Do this: Rewrite the material below with every "Patent image size" changed to "Figure dimensions" and everything else unchanged. Leave the pictures out.

------ Given records

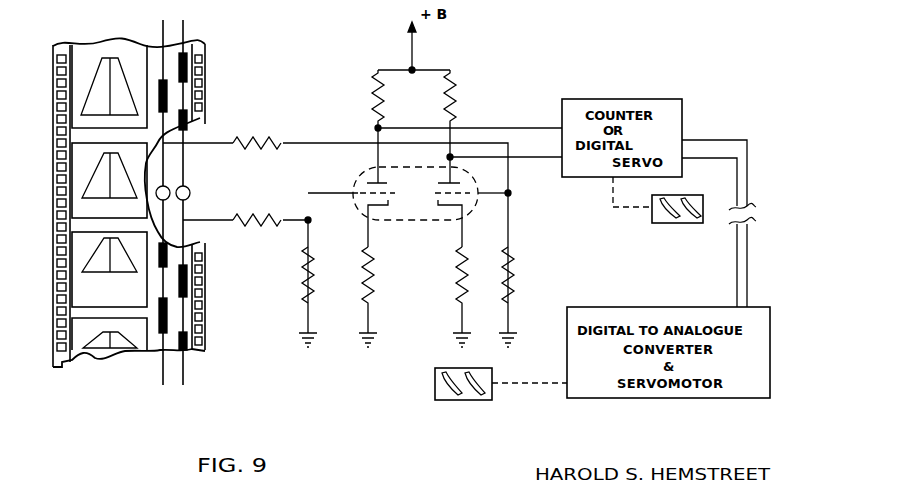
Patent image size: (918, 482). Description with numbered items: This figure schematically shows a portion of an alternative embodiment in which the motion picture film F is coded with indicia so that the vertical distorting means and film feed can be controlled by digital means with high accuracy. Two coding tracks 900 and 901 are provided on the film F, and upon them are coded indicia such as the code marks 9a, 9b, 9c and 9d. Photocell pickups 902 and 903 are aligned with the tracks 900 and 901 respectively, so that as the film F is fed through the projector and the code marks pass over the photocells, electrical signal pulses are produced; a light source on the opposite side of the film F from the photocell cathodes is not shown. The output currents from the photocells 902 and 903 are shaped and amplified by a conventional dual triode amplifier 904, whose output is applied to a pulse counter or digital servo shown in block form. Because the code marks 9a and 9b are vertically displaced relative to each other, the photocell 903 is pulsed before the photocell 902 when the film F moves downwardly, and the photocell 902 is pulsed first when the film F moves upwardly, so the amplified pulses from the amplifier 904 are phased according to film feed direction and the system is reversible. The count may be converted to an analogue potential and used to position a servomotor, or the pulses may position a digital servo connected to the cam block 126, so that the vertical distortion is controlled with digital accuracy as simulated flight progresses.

The motion picture film F is at (53, 259).
The code mark 9a is at (168, 99).
The code mark 9b is at (196, 118).
The code mark 9c is at (170, 247).
The code mark 9d is at (188, 285).
The coding track 900 is at (163, 363).
The coding track 901 is at (183, 367).
The photocell pickup 902 is at (168, 187).
The photocell pickup 903 is at (191, 193).
The dual triode amplifier 904 is at (427, 359).
The cam block 126 is at (654, 223).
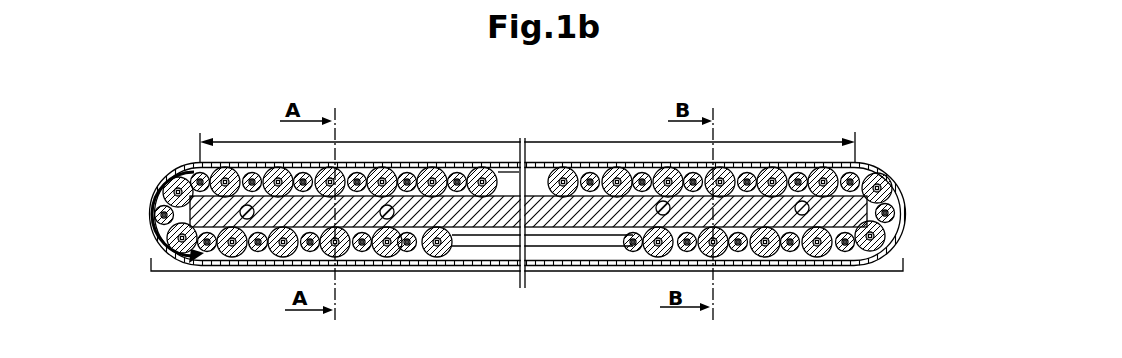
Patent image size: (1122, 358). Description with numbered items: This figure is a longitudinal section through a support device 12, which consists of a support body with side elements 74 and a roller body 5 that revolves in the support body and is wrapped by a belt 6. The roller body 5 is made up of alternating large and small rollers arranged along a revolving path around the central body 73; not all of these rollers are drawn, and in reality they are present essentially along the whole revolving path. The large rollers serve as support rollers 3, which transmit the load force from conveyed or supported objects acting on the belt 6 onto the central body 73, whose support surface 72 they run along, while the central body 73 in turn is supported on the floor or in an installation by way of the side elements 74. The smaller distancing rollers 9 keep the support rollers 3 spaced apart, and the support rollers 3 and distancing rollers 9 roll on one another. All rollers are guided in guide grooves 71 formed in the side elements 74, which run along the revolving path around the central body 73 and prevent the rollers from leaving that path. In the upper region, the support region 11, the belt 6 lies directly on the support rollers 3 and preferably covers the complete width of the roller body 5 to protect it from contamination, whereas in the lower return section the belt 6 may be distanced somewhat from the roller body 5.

The support device 12 is at (187, 97).
The support region 11 is at (432, 142).
The belt 6 is at (885, 162).
The roller body 5 is at (178, 264).
The support rollers 3 is at (232, 256).
The distancing rollers 9 is at (258, 252).
The guide grooves 71 is at (536, 178).
The support surface 72 is at (511, 186).
The central body 73 is at (485, 218).
The side elements 74 is at (555, 252).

------------

Exercise solution:
Figure dimensions: (918, 482). Description with numbered items: This figure schematically shows a portion of an alternative embodiment in which the motion picture film F is coded with indicia so that the vertical distorting means and film feed can be controlled by digital means with high accuracy. Two coding tracks 900 and 901 are provided on the film F, and upon them are coded indicia such as the code marks 9a, 9b, 9c and 9d. Photocell pickups 902 and 903 are aligned with the tracks 900 and 901 respectively, so that as the film F is fed through the projector and the code marks pass over the photocells, electrical signal pulses are produced; a light source on the opposite side of the film F from the photocell cathodes is not shown. The output currents from the photocells 902 and 903 are shaped and amplified by a conventional dual triode amplifier 904, whose output is applied to a pulse counter or digital servo shown in block form. Because the code marks 9a and 9b are vertically displaced relative to each other, the photocell 903 is pulsed before the photocell 902 when the film F moves downwardly, and the photocell 902 is pulsed first when the film F moves upwardly, so the amplified pulses from the amplifier 904 are phased according to film feed direction and the system is reversible. The count may be converted to an analogue potential and used to position a servomotor, or the pulses may position a digital servo connected to the cam block 126, so that the vertical distortion is controlled with digital accuracy as simulated flight progresses.

The motion picture film F is at (53, 259).
The code mark 9a is at (168, 99).
The code mark 9b is at (196, 118).
The code mark 9c is at (170, 247).
The code mark 9d is at (188, 285).
The coding track 900 is at (163, 363).
The coding track 901 is at (183, 367).
The photocell pickup 902 is at (168, 187).
The photocell pickup 903 is at (191, 193).
The dual triode amplifier 904 is at (427, 359).
The cam block 126 is at (654, 223).
Figure dimensions: (1122, 358). Description with numbered items: This figure is a longitudinal section through a support device 12, which consists of a support body with side elements 74 and a roller body 5 that revolves in the support body and is wrapped by a belt 6. The roller body 5 is made up of alternating large and small rollers arranged along a revolving path around the central body 73; not all of these rollers are drawn, and in reality they are present essentially along the whole revolving path. The large rollers serve as support rollers 3, which transmit the load force from conveyed or supported objects acting on the belt 6 onto the central body 73, whose support surface 72 they run along, while the central body 73 in turn is supported on the floor or in an installation by way of the side elements 74. The smaller distancing rollers 9 keep the support rollers 3 spaced apart, and the support rollers 3 and distancing rollers 9 roll on one another. All rollers are guided in guide grooves 71 formed in the side elements 74, which run along the revolving path around the central body 73 and prevent the rollers from leaving that path. In the upper region, the support region 11, the belt 6 lies directly on the support rollers 3 and preferably covers the complete width of the roller body 5 to protect it from contamination, whereas in the lower return section the belt 6 may be distanced somewhat from the roller body 5.

The support device 12 is at (187, 97).
The support region 11 is at (432, 142).
The belt 6 is at (885, 162).
The roller body 5 is at (178, 264).
The support rollers 3 is at (232, 256).
The distancing rollers 9 is at (258, 252).
The guide grooves 71 is at (536, 178).
The support surface 72 is at (511, 186).
The central body 73 is at (485, 218).
The side elements 74 is at (555, 252).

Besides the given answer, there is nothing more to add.